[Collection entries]
··········

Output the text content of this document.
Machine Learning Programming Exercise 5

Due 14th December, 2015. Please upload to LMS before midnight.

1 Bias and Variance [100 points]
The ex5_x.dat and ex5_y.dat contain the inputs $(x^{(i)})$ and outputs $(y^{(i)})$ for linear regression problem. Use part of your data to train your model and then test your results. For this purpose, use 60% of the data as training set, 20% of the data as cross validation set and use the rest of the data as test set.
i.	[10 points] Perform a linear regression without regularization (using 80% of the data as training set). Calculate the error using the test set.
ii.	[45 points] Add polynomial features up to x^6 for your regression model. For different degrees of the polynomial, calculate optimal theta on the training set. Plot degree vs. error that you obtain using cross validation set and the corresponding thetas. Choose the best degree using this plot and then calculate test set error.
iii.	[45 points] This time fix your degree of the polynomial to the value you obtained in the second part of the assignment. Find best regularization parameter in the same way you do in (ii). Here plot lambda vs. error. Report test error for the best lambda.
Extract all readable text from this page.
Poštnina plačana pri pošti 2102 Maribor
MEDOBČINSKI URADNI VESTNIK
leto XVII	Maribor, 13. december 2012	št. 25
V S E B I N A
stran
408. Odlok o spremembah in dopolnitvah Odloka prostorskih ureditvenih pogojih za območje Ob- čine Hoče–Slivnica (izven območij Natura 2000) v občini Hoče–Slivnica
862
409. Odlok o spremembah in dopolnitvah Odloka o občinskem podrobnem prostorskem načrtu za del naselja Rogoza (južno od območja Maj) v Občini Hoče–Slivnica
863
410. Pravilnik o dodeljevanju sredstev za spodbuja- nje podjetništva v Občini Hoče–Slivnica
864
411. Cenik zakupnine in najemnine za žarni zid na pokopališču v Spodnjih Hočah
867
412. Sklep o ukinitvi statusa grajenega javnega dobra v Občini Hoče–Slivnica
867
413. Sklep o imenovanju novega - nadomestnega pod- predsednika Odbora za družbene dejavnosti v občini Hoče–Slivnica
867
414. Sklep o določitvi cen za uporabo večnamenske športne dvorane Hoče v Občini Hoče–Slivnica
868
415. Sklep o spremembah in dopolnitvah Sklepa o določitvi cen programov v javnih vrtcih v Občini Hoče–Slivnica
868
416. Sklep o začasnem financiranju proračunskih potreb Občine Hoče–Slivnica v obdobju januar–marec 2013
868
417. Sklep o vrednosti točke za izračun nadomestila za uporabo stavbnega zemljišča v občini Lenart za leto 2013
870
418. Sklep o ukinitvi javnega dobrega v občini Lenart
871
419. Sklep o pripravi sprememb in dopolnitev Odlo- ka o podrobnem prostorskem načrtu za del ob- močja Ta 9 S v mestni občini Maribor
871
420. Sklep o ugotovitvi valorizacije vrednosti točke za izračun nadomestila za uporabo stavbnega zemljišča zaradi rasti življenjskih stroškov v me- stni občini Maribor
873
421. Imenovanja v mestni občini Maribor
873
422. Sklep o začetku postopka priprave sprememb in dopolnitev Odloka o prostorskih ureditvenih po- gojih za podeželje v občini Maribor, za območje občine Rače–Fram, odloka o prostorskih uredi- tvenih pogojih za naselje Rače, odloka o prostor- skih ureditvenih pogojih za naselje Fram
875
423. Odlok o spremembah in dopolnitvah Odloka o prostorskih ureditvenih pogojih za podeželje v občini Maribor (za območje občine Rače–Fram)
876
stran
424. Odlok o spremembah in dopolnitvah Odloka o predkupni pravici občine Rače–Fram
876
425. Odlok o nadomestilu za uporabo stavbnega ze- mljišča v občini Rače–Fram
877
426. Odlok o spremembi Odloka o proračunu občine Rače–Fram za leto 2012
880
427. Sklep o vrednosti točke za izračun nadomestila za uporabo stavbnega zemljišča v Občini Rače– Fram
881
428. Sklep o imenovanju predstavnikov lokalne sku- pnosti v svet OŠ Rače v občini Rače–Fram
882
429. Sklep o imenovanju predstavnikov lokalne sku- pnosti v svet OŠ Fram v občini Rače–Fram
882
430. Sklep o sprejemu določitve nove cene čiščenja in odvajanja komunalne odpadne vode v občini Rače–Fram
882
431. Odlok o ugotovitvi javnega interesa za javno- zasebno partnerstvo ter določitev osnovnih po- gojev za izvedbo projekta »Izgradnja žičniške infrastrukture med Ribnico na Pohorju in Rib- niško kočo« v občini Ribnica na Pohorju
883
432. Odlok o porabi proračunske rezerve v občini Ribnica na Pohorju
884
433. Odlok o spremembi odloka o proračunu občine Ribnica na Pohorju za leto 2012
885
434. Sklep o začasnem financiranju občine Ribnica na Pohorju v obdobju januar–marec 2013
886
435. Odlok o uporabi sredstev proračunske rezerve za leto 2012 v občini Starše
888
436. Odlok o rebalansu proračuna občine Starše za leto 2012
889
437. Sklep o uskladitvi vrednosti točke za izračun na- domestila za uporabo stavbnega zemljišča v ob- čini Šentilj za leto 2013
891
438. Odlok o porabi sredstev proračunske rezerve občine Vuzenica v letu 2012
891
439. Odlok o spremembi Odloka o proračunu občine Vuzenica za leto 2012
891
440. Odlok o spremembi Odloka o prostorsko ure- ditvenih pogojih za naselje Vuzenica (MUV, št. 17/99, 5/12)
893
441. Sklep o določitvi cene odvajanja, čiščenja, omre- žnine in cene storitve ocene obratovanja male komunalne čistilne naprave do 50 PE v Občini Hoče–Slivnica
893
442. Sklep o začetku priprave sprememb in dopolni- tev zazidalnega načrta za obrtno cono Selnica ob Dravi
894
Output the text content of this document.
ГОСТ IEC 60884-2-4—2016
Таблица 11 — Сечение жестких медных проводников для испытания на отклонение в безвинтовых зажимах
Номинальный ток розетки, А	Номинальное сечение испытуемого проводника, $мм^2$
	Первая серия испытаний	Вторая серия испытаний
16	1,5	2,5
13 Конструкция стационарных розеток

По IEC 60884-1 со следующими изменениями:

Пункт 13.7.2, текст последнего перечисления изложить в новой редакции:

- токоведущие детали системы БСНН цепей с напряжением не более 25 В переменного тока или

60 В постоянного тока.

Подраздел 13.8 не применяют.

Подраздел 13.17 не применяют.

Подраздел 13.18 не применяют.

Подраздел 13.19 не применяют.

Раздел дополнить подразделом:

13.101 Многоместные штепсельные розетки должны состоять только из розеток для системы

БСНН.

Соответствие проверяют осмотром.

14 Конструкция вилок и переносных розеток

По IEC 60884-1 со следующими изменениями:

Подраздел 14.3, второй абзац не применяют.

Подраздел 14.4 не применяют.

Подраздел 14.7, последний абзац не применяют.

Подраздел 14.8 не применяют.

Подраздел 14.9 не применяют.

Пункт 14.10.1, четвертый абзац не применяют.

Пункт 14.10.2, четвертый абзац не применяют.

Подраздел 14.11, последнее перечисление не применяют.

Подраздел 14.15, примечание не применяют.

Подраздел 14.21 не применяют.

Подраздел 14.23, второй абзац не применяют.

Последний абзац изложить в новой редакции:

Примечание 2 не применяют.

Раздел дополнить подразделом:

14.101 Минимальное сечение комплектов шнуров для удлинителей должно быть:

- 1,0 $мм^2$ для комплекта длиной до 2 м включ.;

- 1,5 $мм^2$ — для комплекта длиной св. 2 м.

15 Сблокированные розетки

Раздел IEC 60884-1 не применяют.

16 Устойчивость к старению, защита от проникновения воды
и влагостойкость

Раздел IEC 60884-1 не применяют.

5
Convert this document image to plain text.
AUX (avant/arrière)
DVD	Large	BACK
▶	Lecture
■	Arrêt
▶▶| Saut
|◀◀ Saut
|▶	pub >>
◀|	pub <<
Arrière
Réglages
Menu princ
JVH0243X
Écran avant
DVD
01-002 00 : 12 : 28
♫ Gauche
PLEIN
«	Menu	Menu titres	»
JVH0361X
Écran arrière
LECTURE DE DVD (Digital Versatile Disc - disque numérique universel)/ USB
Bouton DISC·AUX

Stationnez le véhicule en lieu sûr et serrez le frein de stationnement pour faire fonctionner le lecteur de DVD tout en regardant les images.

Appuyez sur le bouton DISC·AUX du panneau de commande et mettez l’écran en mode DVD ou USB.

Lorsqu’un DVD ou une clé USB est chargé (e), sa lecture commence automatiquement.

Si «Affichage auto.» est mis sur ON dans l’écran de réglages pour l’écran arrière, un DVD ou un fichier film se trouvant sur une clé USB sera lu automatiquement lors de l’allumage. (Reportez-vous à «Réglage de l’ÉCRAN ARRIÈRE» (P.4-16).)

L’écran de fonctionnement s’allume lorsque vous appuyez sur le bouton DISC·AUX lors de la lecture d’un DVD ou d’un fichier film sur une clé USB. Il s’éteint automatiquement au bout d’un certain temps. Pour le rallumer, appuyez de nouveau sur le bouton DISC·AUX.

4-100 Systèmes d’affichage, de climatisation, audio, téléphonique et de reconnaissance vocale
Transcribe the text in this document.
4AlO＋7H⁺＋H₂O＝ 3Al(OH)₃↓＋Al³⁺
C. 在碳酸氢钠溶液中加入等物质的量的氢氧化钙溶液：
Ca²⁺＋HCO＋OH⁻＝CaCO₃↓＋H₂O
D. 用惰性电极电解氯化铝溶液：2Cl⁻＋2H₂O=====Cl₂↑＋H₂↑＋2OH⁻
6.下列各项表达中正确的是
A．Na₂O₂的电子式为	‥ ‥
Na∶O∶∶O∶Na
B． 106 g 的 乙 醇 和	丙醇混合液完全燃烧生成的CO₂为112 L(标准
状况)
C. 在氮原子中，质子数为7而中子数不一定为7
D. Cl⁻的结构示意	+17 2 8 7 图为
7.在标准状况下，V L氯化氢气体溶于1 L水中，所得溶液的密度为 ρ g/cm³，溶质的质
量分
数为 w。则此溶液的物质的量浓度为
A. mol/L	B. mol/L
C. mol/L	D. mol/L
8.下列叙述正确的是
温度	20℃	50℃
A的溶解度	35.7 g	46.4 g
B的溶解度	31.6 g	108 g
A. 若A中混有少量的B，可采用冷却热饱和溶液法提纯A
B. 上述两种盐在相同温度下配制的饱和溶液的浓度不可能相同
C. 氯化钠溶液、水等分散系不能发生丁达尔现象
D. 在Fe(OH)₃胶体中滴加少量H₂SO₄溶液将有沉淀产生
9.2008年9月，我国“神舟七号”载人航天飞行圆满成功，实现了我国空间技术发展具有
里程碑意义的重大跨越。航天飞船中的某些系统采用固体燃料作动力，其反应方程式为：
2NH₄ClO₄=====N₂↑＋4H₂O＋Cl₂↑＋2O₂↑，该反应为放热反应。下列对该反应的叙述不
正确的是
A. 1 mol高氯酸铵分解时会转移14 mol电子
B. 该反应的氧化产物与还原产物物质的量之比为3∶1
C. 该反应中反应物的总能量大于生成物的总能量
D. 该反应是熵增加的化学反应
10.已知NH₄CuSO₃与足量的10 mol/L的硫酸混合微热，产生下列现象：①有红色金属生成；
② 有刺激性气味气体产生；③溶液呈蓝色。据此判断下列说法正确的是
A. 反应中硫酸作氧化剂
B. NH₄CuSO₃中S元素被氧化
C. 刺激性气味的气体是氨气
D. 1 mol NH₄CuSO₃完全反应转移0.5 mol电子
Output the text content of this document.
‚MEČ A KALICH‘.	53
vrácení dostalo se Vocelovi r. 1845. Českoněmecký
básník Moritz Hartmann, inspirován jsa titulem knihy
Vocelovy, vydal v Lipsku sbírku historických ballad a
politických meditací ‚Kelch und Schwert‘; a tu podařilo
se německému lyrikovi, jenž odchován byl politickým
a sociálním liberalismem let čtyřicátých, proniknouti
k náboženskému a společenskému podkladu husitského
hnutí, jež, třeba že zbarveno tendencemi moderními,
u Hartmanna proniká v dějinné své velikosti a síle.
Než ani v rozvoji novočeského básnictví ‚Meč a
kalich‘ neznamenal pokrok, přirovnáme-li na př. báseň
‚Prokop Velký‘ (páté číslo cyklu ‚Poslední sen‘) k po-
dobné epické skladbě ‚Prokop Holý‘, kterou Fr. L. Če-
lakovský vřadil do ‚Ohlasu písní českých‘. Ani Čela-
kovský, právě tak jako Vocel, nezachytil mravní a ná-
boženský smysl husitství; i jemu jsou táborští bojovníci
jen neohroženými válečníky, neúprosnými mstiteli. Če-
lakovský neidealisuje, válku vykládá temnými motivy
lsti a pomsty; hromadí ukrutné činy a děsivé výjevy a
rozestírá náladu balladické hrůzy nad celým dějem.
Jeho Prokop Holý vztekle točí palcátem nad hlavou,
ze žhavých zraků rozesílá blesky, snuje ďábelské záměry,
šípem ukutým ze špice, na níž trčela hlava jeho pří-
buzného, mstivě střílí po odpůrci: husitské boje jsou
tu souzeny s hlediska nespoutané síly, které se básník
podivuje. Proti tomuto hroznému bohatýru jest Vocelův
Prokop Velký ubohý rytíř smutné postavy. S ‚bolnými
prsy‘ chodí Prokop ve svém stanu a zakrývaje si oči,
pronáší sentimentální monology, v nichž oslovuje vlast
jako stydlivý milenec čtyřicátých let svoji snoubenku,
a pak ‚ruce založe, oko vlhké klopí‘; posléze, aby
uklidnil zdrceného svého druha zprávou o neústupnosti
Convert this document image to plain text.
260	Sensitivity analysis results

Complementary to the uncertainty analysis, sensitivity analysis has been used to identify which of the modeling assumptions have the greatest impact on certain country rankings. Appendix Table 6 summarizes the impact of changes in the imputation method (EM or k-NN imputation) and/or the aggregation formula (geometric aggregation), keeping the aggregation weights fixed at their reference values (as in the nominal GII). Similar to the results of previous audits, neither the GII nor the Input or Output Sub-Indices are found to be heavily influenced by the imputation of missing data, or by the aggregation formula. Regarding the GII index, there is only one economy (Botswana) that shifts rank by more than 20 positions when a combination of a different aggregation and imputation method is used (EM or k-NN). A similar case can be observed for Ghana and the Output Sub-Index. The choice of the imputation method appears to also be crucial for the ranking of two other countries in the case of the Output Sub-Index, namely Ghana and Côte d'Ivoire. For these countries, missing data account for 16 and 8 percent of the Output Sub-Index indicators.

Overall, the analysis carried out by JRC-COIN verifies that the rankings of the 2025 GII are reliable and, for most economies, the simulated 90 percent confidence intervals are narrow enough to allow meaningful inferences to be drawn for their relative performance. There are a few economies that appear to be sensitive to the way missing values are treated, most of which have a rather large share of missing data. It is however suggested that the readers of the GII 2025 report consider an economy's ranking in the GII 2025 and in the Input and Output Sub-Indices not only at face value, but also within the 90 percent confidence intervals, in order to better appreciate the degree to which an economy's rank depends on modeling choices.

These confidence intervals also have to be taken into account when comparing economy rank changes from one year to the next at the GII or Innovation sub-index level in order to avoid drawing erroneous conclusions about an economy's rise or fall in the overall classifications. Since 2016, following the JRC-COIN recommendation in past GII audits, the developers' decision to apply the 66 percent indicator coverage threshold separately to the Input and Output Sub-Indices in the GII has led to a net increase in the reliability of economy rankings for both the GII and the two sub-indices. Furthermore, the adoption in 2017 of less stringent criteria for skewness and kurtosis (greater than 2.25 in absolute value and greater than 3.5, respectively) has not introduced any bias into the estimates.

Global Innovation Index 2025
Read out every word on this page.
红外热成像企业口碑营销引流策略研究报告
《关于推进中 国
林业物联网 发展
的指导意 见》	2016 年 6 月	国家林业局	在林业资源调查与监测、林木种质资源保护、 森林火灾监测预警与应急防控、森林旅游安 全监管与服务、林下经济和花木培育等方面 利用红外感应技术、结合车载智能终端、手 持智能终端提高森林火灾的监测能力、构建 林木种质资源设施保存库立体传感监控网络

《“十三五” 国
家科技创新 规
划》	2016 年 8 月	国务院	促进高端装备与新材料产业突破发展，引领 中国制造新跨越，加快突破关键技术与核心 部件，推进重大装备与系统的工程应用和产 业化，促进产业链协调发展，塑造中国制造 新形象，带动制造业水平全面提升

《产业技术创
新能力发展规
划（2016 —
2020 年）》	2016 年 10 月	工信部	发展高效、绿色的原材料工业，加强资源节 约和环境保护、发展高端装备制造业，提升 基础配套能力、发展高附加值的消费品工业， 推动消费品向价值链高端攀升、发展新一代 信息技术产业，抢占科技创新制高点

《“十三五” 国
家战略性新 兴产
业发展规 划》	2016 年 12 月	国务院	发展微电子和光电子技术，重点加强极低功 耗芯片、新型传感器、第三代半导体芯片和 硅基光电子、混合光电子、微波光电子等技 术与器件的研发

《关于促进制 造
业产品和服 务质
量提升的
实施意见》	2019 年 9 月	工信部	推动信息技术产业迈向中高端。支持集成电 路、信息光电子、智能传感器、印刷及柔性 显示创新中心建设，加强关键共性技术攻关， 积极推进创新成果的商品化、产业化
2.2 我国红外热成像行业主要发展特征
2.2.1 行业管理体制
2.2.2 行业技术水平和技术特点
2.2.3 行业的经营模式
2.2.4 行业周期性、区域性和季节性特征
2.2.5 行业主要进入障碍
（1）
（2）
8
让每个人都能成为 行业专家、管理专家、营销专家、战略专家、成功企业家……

··········

Check each line of the entries above, and show every one holding the word "podrobnem".

409. Odlok o spremembah in dopolnitvah Odloka o občinskem podrobnem prostorskem načrtu za del naselja Rogoza (južno od območja Maj) v Občini Hoče–Slivnica
419. Sklep o pripravi sprememb in dopolnitev Odlo- ka o podrobnem prostorskem načrtu za del ob- močja Ta 9 S v mestni občini Maribor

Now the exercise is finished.